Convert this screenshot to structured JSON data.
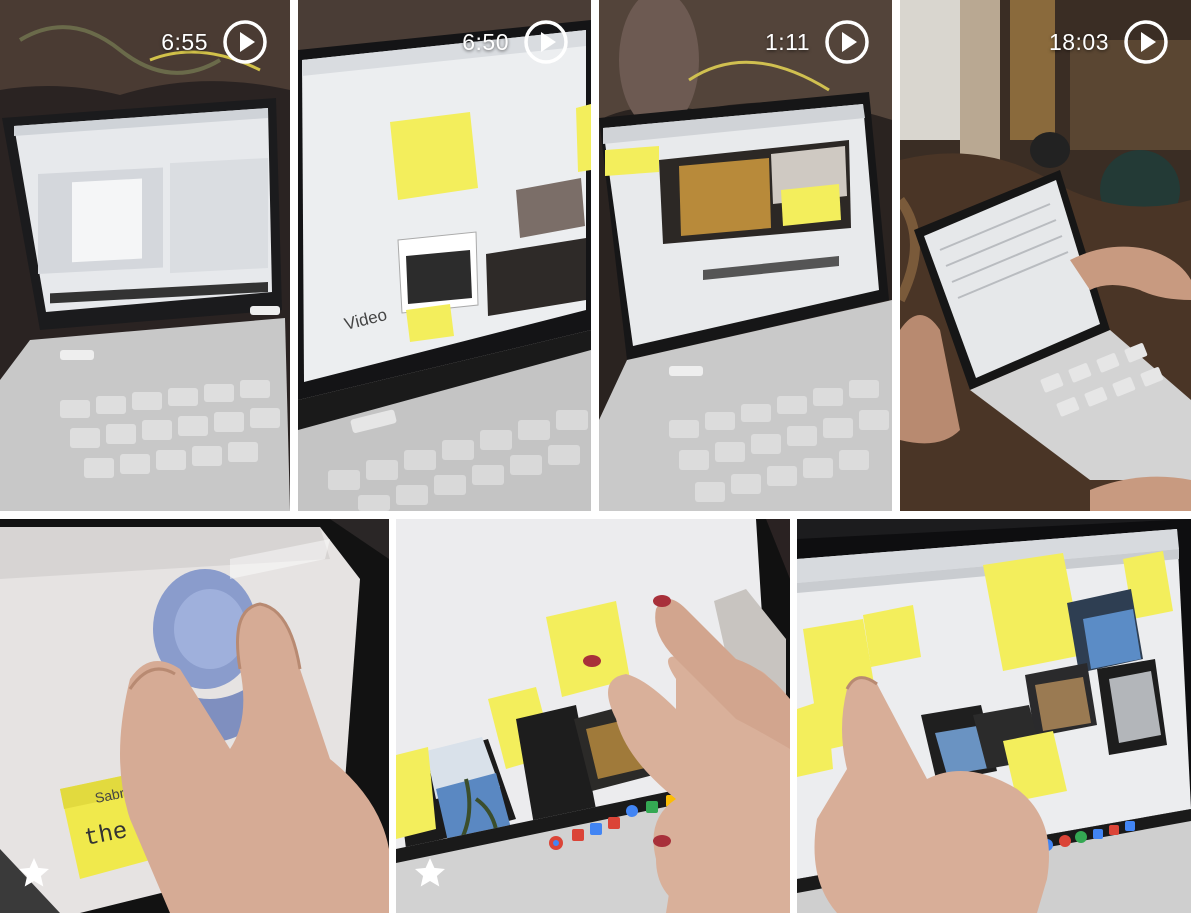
{
  "gallery": {
    "videos": [
      {
        "duration": "6:55",
        "icon": "play-circle-icon"
      },
      {
        "duration": "6:50",
        "icon": "play-circle-icon"
      },
      {
        "duration": "1:11",
        "icon": "play-circle-icon"
      },
      {
        "duration": "18:03",
        "icon": "play-circle-icon"
      }
    ],
    "photos": [
      {
        "favorite": true,
        "icon": "star-icon"
      },
      {
        "favorite": true,
        "icon": "star-icon"
      },
      {
        "favorite": false
      }
    ]
  },
  "colors": {
    "note_yellow": "#f3ee5c",
    "screen_white": "#e9ebee",
    "keyboard_gray": "#c9c9c9",
    "skin": "#dcb39c",
    "background": "#ffffff"
  }
}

..........

*The request:* Copy out all the entries exactly. Images stay out of the copy.

*Task answer:*
Convert this screenshot to structured JSON data.
{
  "gallery": {
    "videos": [
      {
        "duration": "6:55",
        "icon": "play-circle-icon"
      },
      {
        "duration": "6:50",
        "icon": "play-circle-icon"
      },
      {
        "duration": "1:11",
        "icon": "play-circle-icon"
      },
      {
        "duration": "18:03",
        "icon": "play-circle-icon"
      }
    ],
    "photos": [
      {
        "favorite": true,
        "icon": "star-icon"
      },
      {
        "favorite": true,
        "icon": "star-icon"
      },
      {
        "favorite": false
      }
    ]
  },
  "colors": {
    "note_yellow": "#f3ee5c",
    "screen_white": "#e9ebee",
    "keyboard_gray": "#c9c9c9",
    "skin": "#dcb39c",
    "background": "#ffffff"
  }
}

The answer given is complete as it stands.